SET EXERCISE: Copy out each line exactly as it appears.

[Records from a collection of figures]

— START —

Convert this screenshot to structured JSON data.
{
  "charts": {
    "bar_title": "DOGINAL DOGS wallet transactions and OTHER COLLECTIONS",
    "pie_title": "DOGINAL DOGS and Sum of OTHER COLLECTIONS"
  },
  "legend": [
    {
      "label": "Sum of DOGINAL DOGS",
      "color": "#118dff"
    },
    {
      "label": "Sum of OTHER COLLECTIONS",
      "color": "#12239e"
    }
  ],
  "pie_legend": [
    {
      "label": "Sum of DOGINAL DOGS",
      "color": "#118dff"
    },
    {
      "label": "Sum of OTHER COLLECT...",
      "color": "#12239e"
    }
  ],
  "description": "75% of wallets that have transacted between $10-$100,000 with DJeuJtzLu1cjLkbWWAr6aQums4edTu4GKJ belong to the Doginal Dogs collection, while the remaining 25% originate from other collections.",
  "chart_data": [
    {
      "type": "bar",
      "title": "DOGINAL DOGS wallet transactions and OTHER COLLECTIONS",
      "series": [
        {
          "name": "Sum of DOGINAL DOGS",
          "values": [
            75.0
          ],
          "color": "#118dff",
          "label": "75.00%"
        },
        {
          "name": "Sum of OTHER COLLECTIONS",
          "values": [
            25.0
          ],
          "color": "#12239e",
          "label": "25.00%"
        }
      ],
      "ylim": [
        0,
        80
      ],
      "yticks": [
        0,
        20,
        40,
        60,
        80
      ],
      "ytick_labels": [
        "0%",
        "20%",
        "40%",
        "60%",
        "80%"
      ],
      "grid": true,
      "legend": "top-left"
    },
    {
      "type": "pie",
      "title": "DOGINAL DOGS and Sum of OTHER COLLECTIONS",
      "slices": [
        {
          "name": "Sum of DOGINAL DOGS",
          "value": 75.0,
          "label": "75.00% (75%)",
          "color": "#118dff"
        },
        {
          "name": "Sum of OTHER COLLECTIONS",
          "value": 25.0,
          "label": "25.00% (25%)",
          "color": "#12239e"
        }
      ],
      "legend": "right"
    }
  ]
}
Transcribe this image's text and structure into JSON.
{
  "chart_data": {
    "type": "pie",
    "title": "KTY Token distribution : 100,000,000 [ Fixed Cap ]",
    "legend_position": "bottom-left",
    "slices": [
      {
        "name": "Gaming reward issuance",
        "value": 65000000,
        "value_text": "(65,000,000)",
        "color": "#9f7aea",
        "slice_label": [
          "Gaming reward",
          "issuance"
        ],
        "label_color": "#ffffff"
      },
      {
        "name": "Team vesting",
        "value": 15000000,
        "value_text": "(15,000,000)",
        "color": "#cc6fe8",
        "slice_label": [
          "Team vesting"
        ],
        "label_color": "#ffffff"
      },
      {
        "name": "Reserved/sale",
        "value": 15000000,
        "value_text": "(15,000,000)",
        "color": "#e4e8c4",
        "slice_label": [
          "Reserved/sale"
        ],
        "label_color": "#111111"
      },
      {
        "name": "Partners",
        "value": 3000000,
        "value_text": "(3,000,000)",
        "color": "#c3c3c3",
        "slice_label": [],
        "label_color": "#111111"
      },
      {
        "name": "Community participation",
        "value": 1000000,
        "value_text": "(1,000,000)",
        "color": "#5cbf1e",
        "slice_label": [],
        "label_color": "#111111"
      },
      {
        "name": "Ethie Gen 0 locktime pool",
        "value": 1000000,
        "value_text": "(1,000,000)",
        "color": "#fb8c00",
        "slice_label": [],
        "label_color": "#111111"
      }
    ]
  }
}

— END —

SOLUTION TO THE EXERCISE:
Convert this screenshot to structured JSON data.
{
  "charts": {
    "bar_title": "DOGINAL DOGS wallet transactions and OTHER COLLECTIONS",
    "pie_title": "DOGINAL DOGS and Sum of OTHER COLLECTIONS"
  },
  "legend": [
    {
      "label": "Sum of DOGINAL DOGS",
      "color": "#118dff"
    },
    {
      "label": "Sum of OTHER COLLECTIONS",
      "color": "#12239e"
    }
  ],
  "pie_legend": [
    {
      "label": "Sum of DOGINAL DOGS",
      "color": "#118dff"
    },
    {
      "label": "Sum of OTHER COLLECT...",
      "color": "#12239e"
    }
  ],
  "description": "75% of wallets that have transacted between $10-$100,000 with DJeuJtzLu1cjLkbWWAr6aQums4edTu4GKJ belong to the Doginal Dogs collection, while the remaining 25% originate from other collections.",
  "chart_data": [
    {
      "type": "bar",
      "title": "DOGINAL DOGS wallet transactions and OTHER COLLECTIONS",
      "series": [
        {
          "name": "Sum of DOGINAL DOGS",
          "values": [
            75.0
          ],
          "color": "#118dff",
          "label": "75.00%"
        },
        {
          "name": "Sum of OTHER COLLECTIONS",
          "values": [
            25.0
          ],
          "color": "#12239e",
          "label": "25.00%"
        }
      ],
      "ylim": [
        0,
        80
      ],
      "yticks": [
        0,
        20,
        40,
        60,
        80
      ],
      "ytick_labels": [
        "0%",
        "20%",
        "40%",
        "60%",
        "80%"
      ],
      "grid": true,
      "legend": "top-left"
    },
    {
      "type": "pie",
      "title": "DOGINAL DOGS and Sum of OTHER COLLECTIONS",
      "slices": [
        {
          "name": "Sum of DOGINAL DOGS",
          "value": 75.0,
          "label": "75.00% (75%)",
          "color": "#118dff"
        },
        {
          "name": "Sum of OTHER COLLECTIONS",
          "value": 25.0,
          "label": "25.00% (25%)",
          "color": "#12239e"
        }
      ],
      "legend": "right"
    }
  ]
}
Transcribe this image's text and structure into JSON.
{
  "chart_data": {
    "type": "pie",
    "title": "KTY Token distribution : 100,000,000 [ Fixed Cap ]",
    "legend_position": "bottom-left",
    "slices": [
      {
        "name": "Gaming reward issuance",
        "value": 65000000,
        "value_text": "(65,000,000)",
        "color": "#9f7aea",
        "slice_label": [
          "Gaming reward",
          "issuance"
        ],
        "label_color": "#ffffff"
      },
      {
        "name": "Team vesting",
        "value": 15000000,
        "value_text": "(15,000,000)",
        "color": "#cc6fe8",
        "slice_label": [
          "Team vesting"
        ],
        "label_color": "#ffffff"
      },
      {
        "name": "Reserved/sale",
        "value": 15000000,
        "value_text": "(15,000,000)",
        "color": "#e4e8c4",
        "slice_label": [
          "Reserved/sale"
        ],
        "label_color": "#111111"
      },
      {
        "name": "Partners",
        "value": 3000000,
        "value_text": "(3,000,000)",
        "color": "#c3c3c3",
        "slice_label": [],
        "label_color": "#111111"
      },
      {
        "name": "Community participation",
        "value": 1000000,
        "value_text": "(1,000,000)",
        "color": "#5cbf1e",
        "slice_label": [],
        "label_color": "#111111"
      },
      {
        "name": "Ethie Gen 0 locktime pool",
        "value": 1000000,
        "value_text": "(1,000,000)",
        "color": "#fb8c00",
        "slice_label": [],
        "label_color": "#111111"
      }
    ]
  }
}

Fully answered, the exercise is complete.